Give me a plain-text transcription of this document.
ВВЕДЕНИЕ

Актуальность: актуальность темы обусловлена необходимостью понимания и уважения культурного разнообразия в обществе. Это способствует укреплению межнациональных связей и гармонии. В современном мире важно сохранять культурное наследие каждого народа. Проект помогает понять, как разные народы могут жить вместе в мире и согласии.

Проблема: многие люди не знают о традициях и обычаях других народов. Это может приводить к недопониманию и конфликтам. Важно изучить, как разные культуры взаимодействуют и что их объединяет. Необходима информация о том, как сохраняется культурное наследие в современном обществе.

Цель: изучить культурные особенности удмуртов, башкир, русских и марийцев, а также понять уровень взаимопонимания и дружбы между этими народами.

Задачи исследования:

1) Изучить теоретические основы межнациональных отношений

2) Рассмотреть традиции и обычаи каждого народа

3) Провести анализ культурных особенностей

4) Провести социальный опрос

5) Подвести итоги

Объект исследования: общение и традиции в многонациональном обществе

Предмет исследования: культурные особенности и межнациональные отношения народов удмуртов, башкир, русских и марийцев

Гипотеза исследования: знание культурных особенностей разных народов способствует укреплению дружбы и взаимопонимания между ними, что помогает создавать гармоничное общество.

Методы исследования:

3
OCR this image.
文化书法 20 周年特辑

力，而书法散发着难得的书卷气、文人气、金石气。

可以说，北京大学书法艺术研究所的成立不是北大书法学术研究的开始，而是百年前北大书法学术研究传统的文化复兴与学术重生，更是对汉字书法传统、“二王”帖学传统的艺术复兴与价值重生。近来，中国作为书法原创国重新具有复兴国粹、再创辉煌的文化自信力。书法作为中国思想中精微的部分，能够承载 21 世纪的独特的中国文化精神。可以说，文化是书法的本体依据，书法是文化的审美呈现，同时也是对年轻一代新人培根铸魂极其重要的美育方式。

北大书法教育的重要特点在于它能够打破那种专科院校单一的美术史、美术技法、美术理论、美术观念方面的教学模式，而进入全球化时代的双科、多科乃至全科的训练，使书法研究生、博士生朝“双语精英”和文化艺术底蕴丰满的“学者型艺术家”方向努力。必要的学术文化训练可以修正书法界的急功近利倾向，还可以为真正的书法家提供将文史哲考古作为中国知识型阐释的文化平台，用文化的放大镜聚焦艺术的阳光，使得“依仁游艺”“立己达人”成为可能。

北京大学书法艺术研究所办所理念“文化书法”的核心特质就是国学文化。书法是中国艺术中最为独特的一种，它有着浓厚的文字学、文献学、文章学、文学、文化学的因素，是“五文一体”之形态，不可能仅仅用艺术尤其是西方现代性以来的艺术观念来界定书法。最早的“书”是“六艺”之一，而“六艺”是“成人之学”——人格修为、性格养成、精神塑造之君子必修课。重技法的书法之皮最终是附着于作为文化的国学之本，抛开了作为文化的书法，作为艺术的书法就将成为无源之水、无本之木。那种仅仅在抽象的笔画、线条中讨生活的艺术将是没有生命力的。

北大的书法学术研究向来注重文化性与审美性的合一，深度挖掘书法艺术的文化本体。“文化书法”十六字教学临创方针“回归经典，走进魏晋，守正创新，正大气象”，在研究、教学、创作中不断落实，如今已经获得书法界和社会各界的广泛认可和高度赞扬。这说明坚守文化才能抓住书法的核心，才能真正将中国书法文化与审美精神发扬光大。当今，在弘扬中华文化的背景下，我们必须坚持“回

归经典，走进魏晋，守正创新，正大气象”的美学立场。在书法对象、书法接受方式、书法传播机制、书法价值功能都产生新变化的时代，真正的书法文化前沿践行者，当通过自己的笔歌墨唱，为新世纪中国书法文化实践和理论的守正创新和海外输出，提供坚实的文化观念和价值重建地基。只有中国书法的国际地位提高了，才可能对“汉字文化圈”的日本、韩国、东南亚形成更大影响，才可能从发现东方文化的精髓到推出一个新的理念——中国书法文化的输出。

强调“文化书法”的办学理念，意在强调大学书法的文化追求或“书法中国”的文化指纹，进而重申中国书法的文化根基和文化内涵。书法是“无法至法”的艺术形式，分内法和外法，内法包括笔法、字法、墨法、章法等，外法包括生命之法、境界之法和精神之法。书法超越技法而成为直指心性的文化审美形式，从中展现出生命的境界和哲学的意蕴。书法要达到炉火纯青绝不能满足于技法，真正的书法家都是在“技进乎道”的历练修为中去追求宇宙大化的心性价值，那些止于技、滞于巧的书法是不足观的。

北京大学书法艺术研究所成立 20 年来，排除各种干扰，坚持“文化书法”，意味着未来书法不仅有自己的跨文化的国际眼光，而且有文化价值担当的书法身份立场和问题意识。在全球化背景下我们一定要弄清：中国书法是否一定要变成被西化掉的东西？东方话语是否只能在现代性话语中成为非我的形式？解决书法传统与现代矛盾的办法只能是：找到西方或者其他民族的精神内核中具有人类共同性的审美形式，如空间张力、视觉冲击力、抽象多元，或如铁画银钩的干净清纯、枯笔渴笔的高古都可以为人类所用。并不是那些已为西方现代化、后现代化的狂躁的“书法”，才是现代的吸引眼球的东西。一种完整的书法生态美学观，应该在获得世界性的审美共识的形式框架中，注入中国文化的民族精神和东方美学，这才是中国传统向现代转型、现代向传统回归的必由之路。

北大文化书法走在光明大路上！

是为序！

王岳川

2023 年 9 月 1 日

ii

+++

:: What to do ::
Pick out each line above that includes "исследования" and show it.

:: Completed exercise ::
Задачи исследования:
Объект исследования: общение и традиции в многонациональном обществе
Предмет исследования: культурные особенности и межнациональные отношения народов удмуртов, башкир, русских и марийцев
Гипотеза исследования: знание культурных особенностей разных народов способствует укреплению дружбы и взаимопонимания между ними, что помогает создавать гармоничное общество.
Методы исследования:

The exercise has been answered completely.